Set exercise: Extract each line from the entries below that has the string "муниципального" in it.

Working data:
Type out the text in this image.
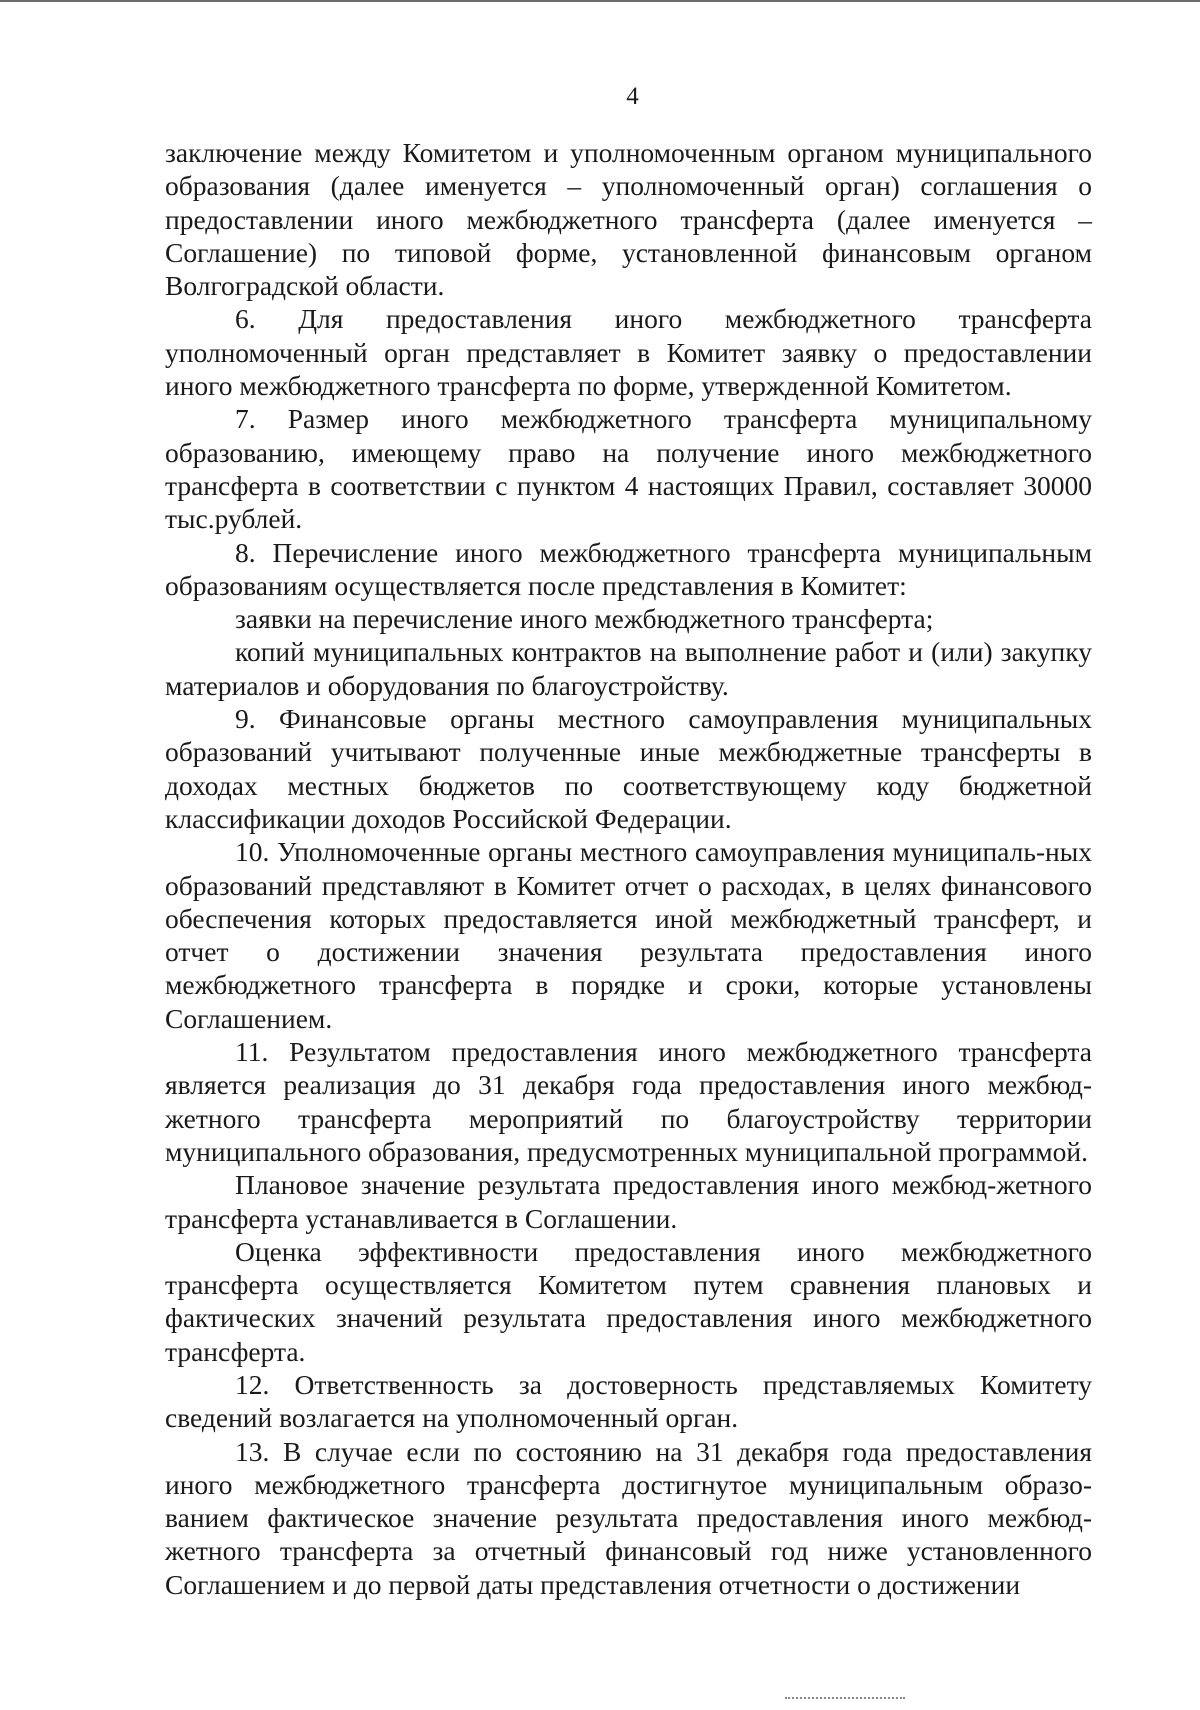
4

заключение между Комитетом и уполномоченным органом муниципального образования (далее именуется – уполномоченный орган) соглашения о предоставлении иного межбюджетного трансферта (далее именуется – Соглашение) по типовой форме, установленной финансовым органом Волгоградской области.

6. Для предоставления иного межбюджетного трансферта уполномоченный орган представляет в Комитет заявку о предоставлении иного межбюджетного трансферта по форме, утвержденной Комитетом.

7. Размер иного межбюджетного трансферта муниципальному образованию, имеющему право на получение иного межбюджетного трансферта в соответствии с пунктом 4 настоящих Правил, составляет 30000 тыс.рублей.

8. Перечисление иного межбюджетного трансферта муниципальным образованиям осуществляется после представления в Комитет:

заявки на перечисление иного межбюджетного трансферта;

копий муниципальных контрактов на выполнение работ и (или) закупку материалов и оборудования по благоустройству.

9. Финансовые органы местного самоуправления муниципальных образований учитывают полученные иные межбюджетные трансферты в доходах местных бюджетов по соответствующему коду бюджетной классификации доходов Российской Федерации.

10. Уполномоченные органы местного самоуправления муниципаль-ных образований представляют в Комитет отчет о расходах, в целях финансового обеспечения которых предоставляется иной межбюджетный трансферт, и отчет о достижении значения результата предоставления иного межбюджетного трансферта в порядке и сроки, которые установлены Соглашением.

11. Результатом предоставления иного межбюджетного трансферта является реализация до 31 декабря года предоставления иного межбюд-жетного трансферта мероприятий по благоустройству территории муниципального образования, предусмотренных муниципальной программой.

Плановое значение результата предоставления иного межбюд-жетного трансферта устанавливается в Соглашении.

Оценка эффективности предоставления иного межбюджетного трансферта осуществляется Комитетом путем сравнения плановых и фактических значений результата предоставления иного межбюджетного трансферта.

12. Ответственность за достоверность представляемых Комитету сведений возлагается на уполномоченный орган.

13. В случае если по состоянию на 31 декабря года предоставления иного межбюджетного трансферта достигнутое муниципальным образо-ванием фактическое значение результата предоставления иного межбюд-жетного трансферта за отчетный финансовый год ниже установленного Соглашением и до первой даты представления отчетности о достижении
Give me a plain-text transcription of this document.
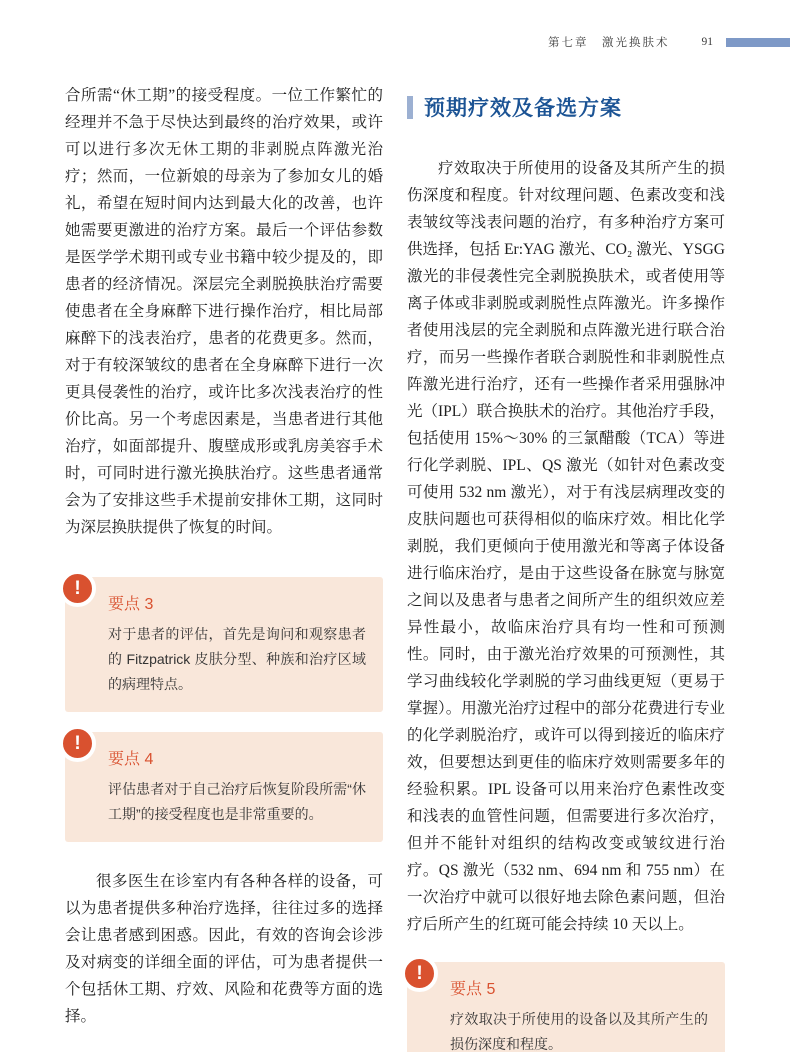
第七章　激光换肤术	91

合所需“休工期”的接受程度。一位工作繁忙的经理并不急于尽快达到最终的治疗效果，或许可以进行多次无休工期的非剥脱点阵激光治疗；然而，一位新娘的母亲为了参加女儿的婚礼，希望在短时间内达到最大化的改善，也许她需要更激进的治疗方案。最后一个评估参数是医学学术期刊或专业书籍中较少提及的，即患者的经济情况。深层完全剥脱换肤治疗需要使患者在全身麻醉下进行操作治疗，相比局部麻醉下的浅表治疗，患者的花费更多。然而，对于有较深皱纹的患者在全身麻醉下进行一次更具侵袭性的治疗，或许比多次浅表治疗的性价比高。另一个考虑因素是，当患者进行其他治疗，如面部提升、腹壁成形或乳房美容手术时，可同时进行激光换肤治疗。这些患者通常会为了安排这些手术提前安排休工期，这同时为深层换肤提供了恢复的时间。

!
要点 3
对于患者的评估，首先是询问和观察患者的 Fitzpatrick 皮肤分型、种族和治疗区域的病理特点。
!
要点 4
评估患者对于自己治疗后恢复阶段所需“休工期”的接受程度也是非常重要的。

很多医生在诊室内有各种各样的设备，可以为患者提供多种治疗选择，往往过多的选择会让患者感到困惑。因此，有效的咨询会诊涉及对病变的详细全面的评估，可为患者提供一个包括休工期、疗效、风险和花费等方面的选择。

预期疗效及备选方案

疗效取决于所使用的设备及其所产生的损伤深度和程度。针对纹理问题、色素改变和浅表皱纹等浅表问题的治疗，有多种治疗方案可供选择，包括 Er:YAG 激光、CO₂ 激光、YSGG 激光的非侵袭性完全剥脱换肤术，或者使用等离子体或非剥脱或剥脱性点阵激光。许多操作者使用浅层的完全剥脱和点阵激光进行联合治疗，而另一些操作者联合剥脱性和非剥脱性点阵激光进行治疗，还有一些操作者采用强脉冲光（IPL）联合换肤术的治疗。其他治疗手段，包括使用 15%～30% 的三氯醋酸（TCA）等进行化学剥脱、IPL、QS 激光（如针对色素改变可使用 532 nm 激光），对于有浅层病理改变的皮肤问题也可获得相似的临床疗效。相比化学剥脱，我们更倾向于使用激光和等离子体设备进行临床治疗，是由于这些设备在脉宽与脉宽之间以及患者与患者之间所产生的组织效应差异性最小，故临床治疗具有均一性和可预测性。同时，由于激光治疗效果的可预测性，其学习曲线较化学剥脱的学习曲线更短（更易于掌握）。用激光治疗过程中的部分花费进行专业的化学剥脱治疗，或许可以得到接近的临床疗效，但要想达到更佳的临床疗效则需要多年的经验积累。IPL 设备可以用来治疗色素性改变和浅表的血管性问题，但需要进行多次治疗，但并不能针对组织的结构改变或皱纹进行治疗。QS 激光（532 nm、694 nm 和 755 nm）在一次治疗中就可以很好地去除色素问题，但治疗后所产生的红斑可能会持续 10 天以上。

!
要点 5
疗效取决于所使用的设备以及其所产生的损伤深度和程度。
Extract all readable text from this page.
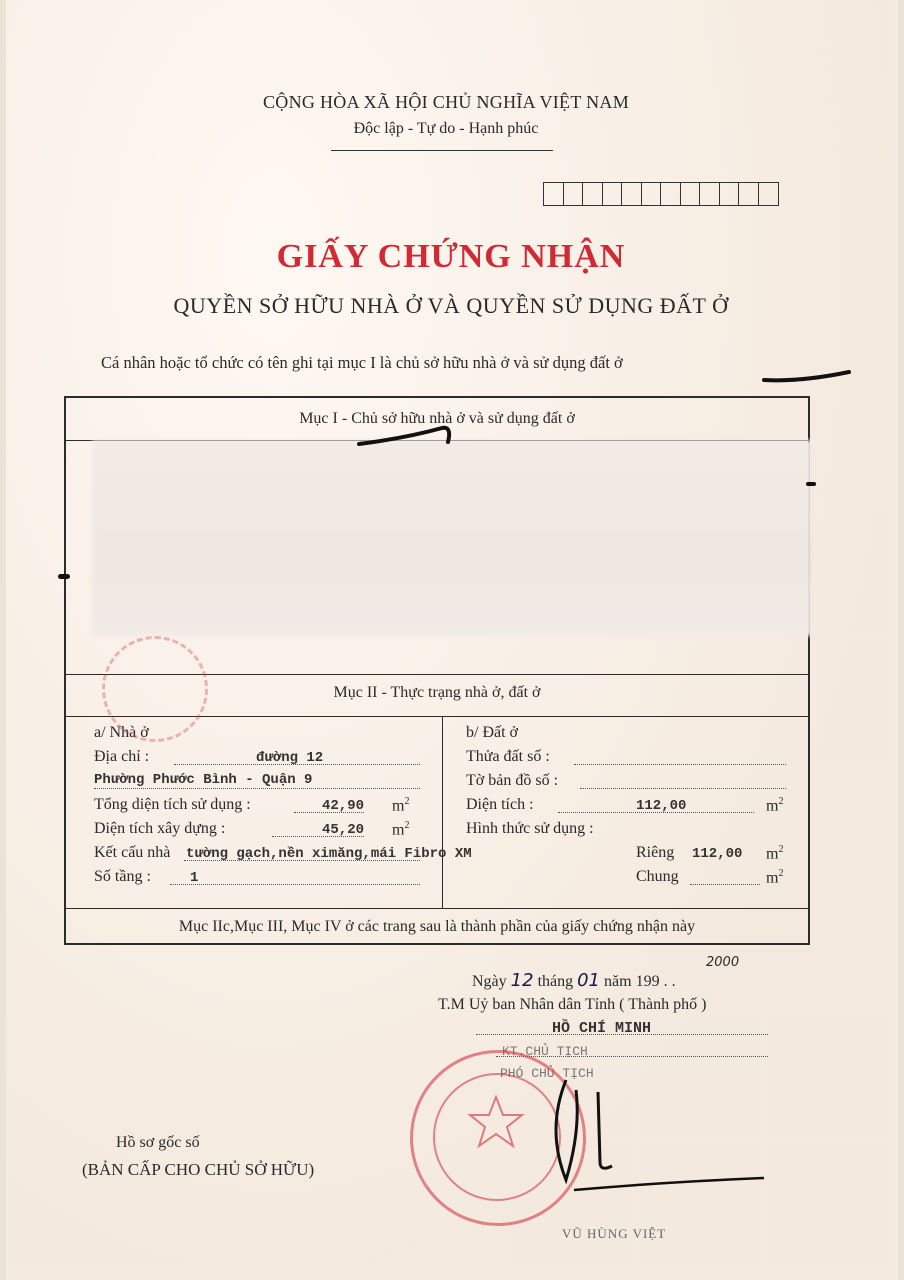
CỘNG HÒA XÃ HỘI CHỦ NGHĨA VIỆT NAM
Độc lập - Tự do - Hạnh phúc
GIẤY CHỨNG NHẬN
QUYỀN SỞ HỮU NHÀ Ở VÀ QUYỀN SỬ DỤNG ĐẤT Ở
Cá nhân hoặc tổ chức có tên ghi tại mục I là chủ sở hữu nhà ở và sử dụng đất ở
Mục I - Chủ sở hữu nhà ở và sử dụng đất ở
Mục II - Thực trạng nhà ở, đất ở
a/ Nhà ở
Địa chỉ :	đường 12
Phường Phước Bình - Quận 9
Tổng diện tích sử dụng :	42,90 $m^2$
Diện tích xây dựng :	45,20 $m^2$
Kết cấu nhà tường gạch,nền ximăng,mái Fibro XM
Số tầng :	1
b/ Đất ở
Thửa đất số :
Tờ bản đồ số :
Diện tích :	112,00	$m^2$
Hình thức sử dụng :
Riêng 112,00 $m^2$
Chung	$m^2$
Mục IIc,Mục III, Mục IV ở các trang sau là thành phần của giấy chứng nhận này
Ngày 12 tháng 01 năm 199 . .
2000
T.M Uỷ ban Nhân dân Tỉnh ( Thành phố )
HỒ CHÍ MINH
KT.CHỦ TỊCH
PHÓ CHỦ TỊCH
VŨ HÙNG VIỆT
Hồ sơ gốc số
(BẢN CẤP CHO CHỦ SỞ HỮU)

Final result:
заключение между Комитетом и уполномоченным органом муниципального образования (далее именуется – уполномоченный орган) соглашения о предоставлении иного межбюджетного трансферта (далее именуется – Соглашение) по типовой форме, установленной финансовым органом Волгоградской области.
11. Результатом предоставления иного межбюджетного трансферта является реализация до 31 декабря года предоставления иного межбюд-жетного трансферта мероприятий по благоустройству территории муниципального образования, предусмотренных муниципальной программой.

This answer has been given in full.